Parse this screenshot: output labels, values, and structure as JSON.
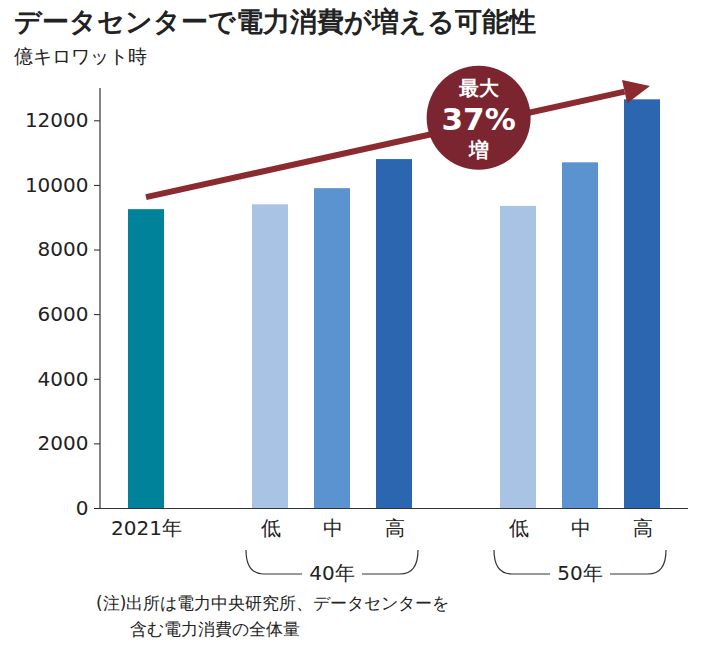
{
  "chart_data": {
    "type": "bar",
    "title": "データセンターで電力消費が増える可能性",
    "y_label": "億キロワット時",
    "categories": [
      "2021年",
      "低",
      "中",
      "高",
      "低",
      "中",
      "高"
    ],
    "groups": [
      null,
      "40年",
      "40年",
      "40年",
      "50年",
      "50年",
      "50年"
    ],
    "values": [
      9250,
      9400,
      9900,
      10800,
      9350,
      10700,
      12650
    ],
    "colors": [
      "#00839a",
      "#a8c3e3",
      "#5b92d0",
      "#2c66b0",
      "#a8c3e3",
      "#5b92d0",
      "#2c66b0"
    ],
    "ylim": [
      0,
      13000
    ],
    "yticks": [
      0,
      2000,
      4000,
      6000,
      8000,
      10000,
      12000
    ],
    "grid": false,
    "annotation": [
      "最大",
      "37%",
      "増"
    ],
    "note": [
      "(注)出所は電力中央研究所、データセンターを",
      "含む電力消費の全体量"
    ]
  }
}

---------------

• **Aim of the exercise**
Search the listing for the word "values" and return each line that holds it.

• **The reply**
Parse this screenshot: output labels, values, and structure as JSON.
    "values": [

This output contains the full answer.